> TEXT EXTRACT:

"""

14. The sizing composition as claimed in claim 1, wherein said
acid-modified olefin resin has a number average molecular weight of
10,000 25,000.
15. The sizing composition as claimed in claim 1, wherein said
acid-modified olefin resin has a number average molecular weight of
15,000 25,000.
16. The sizing composition as claimed in claim 1, wherein said
acid-modified olefin resin has a number average molecular weight of
15,000 50,000.
17. The sizing composition as claimed in claim 1, wherein said
acid-modified olefin resin has a number average molecular weight of
25,000 50,000.
18. A process for producing an olefin resin composition, said
method comprising: impregnating a continuous glass fiber strand,
which has been treated with a sizing composition according to claim
1, with a melt of an olefin resin fed to a crosshead from an
extruder while pulling said continuous glass fiber strand through
said crosshead.
19. A process for producing an olefin resin composition, said
method comprising: kneading chopped strands, which have been formed
by chopping a glass fiber strand treated with a sizing composition
according to claim 1, with an olefin resin into a mass, extruding
said mass into wires, and then chopping said wires.
20. The process according to claim 18, wherein said olefin resin is
polypropylene.
21. The process according to claim 19, wherein said olefin resin is
polypropylene.
22. Glass fibers comprising a sizing composition according to claim
1, applied in an amount of from 0.1 to 2.0 wt. % in terms of solids
based on a whole weight of said glass fibers and said sizing
composition.

"""

> WRITTEN TASK A: Summarize the patent claims in two sentences.

> SUPPLIED RECORDS:
"""

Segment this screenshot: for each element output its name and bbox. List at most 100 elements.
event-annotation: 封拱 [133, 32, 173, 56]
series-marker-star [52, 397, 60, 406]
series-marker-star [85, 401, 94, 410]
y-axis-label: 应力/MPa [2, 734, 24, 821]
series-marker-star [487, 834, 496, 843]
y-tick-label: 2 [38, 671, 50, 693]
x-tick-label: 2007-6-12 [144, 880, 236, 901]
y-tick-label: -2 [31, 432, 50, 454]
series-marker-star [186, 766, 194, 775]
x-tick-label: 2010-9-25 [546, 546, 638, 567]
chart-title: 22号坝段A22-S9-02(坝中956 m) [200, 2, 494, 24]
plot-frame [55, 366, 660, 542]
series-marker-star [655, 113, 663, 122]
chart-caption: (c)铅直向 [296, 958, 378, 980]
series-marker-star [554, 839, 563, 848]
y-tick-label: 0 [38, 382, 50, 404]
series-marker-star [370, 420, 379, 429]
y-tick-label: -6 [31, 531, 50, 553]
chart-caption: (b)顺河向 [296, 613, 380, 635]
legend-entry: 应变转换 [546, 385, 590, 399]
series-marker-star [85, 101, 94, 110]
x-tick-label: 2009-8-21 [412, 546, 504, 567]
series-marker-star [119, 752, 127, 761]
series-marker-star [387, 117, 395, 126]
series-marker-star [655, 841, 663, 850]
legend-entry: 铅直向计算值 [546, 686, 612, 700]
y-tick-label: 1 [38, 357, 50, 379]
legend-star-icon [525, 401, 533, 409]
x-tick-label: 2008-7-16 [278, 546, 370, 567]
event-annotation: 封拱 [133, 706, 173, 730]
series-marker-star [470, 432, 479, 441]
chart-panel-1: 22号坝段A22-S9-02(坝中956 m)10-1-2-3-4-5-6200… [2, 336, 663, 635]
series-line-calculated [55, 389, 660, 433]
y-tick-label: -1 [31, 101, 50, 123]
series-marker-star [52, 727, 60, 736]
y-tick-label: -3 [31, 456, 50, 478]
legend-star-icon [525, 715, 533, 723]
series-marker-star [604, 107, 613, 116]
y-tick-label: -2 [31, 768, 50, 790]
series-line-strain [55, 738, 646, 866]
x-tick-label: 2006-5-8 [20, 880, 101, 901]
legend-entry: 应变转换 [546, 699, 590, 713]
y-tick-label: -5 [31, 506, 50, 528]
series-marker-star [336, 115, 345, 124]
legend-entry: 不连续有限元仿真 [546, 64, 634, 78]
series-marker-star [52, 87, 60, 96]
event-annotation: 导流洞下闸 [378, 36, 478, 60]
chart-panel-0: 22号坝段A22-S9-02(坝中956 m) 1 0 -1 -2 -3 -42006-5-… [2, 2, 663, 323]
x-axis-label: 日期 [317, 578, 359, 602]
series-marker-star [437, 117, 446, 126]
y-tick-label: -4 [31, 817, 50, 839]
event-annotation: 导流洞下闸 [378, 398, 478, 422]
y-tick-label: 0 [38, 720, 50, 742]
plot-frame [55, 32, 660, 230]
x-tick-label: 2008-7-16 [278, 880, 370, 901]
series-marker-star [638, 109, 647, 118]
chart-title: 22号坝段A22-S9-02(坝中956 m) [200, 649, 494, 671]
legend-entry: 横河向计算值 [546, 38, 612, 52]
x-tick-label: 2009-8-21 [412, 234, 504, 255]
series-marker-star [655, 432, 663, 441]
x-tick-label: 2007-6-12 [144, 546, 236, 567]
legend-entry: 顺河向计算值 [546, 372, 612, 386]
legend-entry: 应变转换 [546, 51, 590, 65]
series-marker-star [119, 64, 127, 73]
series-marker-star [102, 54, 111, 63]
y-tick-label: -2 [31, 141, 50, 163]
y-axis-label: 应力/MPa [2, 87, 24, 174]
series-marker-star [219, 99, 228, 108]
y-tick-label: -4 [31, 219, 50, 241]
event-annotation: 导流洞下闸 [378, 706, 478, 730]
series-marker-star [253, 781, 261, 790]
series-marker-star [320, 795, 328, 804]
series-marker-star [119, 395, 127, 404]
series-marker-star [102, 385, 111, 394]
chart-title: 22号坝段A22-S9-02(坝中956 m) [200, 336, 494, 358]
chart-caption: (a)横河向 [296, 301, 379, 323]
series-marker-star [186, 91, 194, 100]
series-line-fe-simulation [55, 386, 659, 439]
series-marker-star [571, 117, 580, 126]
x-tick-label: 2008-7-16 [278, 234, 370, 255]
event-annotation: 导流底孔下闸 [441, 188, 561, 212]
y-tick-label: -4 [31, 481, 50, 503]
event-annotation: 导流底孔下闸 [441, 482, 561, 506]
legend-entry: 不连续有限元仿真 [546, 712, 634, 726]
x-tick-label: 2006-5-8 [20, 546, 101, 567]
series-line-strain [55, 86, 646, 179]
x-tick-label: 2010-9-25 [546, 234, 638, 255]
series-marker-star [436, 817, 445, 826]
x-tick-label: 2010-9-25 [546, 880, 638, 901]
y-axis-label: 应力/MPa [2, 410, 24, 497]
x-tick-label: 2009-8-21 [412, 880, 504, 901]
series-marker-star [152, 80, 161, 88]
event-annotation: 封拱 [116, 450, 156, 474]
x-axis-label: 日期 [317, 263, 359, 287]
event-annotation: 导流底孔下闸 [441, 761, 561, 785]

"""

> WRITTEN TASK B: Rewrite the stretch of rows from the first row through the row containing "series-marker-star [52, 87, 60, 96]", replacing "legend-entry" with "legend-item" and leaving everything else unchanged.

> EXPECTED OUTPUT A: The claims specify number average molecular weight ranges for the acid-modified olefin resin in the sizing composition of claim 1. They also describe two processes for producing an olefin resin composition from glass fiber treated with that sizing composition, in which the olefin resin may be polypropylene, and they claim glass fibers carrying the sizing composition at 0.1 to 2.0 wt. % in terms of solids.

> EXPECTED OUTPUT B:
Segment this screenshot: for each element output its name and bbox. List at most 100 elements.
event-annotation: 封拱 [133, 32, 173, 56]
series-marker-star [52, 397, 60, 406]
series-marker-star [85, 401, 94, 410]
y-axis-label: 应力/MPa [2, 734, 24, 821]
series-marker-star [487, 834, 496, 843]
y-tick-label: 2 [38, 671, 50, 693]
x-tick-label: 2007-6-12 [144, 880, 236, 901]
y-tick-label: -2 [31, 432, 50, 454]
series-marker-star [186, 766, 194, 775]
x-tick-label: 2010-9-25 [546, 546, 638, 567]
chart-title: 22号坝段A22-S9-02(坝中956 m) [200, 2, 494, 24]
plot-frame [55, 366, 660, 542]
series-marker-star [655, 113, 663, 122]
chart-caption: (c)铅直向 [296, 958, 378, 980]
series-marker-star [554, 839, 563, 848]
y-tick-label: 0 [38, 382, 50, 404]
series-marker-star [370, 420, 379, 429]
y-tick-label: -6 [31, 531, 50, 553]
chart-caption: (b)顺河向 [296, 613, 380, 635]
legend-item: 应变转换 [546, 385, 590, 399]
series-marker-star [85, 101, 94, 110]
x-tick-label: 2009-8-21 [412, 546, 504, 567]
series-marker-star [119, 752, 127, 761]
series-marker-star [387, 117, 395, 126]
series-marker-star [655, 841, 663, 850]
legend-item: 铅直向计算值 [546, 686, 612, 700]
y-tick-label: 1 [38, 357, 50, 379]
legend-star-icon [525, 401, 533, 409]
x-tick-label: 2008-7-16 [278, 546, 370, 567]
event-annotation: 封拱 [133, 706, 173, 730]
series-marker-star [470, 432, 479, 441]
chart-panel-1: 22号坝段A22-S9-02(坝中956 m)10-1-2-3-4-5-6200… [2, 336, 663, 635]
series-line-calculated [55, 389, 660, 433]
y-tick-label: -1 [31, 101, 50, 123]
series-marker-star [52, 727, 60, 736]
y-tick-label: -3 [31, 456, 50, 478]
legend-star-icon [525, 715, 533, 723]
series-marker-star [604, 107, 613, 116]
y-tick-label: -2 [31, 768, 50, 790]
series-line-strain [55, 738, 646, 866]
x-tick-label: 2006-5-8 [20, 880, 101, 901]
legend-item: 应变转换 [546, 699, 590, 713]
y-tick-label: -5 [31, 506, 50, 528]
series-marker-star [336, 115, 345, 124]
legend-item: 不连续有限元仿真 [546, 64, 634, 78]
series-marker-star [52, 87, 60, 96]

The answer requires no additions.